# [Do this]
Make an exact copy of the listing below.

[Dataset items]
──────

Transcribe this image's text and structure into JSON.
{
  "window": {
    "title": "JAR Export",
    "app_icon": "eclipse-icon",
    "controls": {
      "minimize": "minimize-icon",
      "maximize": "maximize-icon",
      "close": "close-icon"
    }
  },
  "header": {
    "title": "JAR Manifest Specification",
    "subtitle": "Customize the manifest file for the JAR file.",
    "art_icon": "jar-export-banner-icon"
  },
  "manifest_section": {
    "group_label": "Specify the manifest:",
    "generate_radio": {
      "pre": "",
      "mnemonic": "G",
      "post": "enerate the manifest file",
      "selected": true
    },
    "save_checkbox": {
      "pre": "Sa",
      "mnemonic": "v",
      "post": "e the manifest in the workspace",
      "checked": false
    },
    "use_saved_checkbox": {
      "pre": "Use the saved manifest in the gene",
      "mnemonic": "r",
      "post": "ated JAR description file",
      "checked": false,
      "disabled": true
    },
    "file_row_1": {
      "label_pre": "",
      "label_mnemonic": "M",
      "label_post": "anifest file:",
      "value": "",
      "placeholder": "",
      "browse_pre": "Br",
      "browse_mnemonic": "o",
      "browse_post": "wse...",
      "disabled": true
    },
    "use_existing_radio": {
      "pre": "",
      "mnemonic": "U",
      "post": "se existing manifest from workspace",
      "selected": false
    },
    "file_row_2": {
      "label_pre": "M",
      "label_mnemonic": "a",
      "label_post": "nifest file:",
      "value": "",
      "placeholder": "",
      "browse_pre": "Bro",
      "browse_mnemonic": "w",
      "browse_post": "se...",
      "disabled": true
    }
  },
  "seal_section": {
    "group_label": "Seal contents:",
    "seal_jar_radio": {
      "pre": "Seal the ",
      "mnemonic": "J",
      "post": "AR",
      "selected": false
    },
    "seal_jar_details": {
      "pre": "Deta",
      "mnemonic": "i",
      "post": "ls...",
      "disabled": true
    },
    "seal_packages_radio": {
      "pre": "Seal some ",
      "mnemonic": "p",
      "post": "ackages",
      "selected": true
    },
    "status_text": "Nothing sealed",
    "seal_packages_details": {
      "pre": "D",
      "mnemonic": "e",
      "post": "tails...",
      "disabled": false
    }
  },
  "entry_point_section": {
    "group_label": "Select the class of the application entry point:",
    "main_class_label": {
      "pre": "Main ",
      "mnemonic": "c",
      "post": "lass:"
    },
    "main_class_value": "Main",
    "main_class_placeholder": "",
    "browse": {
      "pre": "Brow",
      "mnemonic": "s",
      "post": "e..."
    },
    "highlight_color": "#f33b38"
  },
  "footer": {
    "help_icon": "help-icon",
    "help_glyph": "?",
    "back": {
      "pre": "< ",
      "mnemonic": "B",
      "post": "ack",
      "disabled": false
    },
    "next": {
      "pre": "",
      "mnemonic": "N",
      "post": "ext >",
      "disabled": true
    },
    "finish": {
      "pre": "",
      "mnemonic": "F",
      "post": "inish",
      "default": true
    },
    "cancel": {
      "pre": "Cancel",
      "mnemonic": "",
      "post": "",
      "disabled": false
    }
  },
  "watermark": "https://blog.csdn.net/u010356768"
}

──────

# [Result of the exercise]
Transcribe this image's text and structure into JSON.
{
  "window": {
    "title": "JAR Export",
    "app_icon": "eclipse-icon",
    "controls": {
      "minimize": "minimize-icon",
      "maximize": "maximize-icon",
      "close": "close-icon"
    }
  },
  "header": {
    "title": "JAR Manifest Specification",
    "subtitle": "Customize the manifest file for the JAR file.",
    "art_icon": "jar-export-banner-icon"
  },
  "manifest_section": {
    "group_label": "Specify the manifest:",
    "generate_radio": {
      "pre": "",
      "mnemonic": "G",
      "post": "enerate the manifest file",
      "selected": true
    },
    "save_checkbox": {
      "pre": "Sa",
      "mnemonic": "v",
      "post": "e the manifest in the workspace",
      "checked": false
    },
    "use_saved_checkbox": {
      "pre": "Use the saved manifest in the gene",
      "mnemonic": "r",
      "post": "ated JAR description file",
      "checked": false,
      "disabled": true
    },
    "file_row_1": {
      "label_pre": "",
      "label_mnemonic": "M",
      "label_post": "anifest file:",
      "value": "",
      "placeholder": "",
      "browse_pre": "Br",
      "browse_mnemonic": "o",
      "browse_post": "wse...",
      "disabled": true
    },
    "use_existing_radio": {
      "pre": "",
      "mnemonic": "U",
      "post": "se existing manifest from workspace",
      "selected": false
    },
    "file_row_2": {
      "label_pre": "M",
      "label_mnemonic": "a",
      "label_post": "nifest file:",
      "value": "",
      "placeholder": "",
      "browse_pre": "Bro",
      "browse_mnemonic": "w",
      "browse_post": "se...",
      "disabled": true
    }
  },
  "seal_section": {
    "group_label": "Seal contents:",
    "seal_jar_radio": {
      "pre": "Seal the ",
      "mnemonic": "J",
      "post": "AR",
      "selected": false
    },
    "seal_jar_details": {
      "pre": "Deta",
      "mnemonic": "i",
      "post": "ls...",
      "disabled": true
    },
    "seal_packages_radio": {
      "pre": "Seal some ",
      "mnemonic": "p",
      "post": "ackages",
      "selected": true
    },
    "status_text": "Nothing sealed",
    "seal_packages_details": {
      "pre": "D",
      "mnemonic": "e",
      "post": "tails...",
      "disabled": false
    }
  },
  "entry_point_section": {
    "group_label": "Select the class of the application entry point:",
    "main_class_label": {
      "pre": "Main ",
      "mnemonic": "c",
      "post": "lass:"
    },
    "main_class_value": "Main",
    "main_class_placeholder": "",
    "browse": {
      "pre": "Brow",
      "mnemonic": "s",
      "post": "e..."
    },
    "highlight_color": "#f33b38"
  },
  "footer": {
    "help_icon": "help-icon",
    "help_glyph": "?",
    "back": {
      "pre": "< ",
      "mnemonic": "B",
      "post": "ack",
      "disabled": false
    },
    "next": {
      "pre": "",
      "mnemonic": "N",
      "post": "ext >",
      "disabled": true
    },
    "finish": {
      "pre": "",
      "mnemonic": "F",
      "post": "inish",
      "default": true
    },
    "cancel": {
      "pre": "Cancel",
      "mnemonic": "",
      "post": "",
      "disabled": false
    }
  },
  "watermark": "https://blog.csdn.net/u010356768"
}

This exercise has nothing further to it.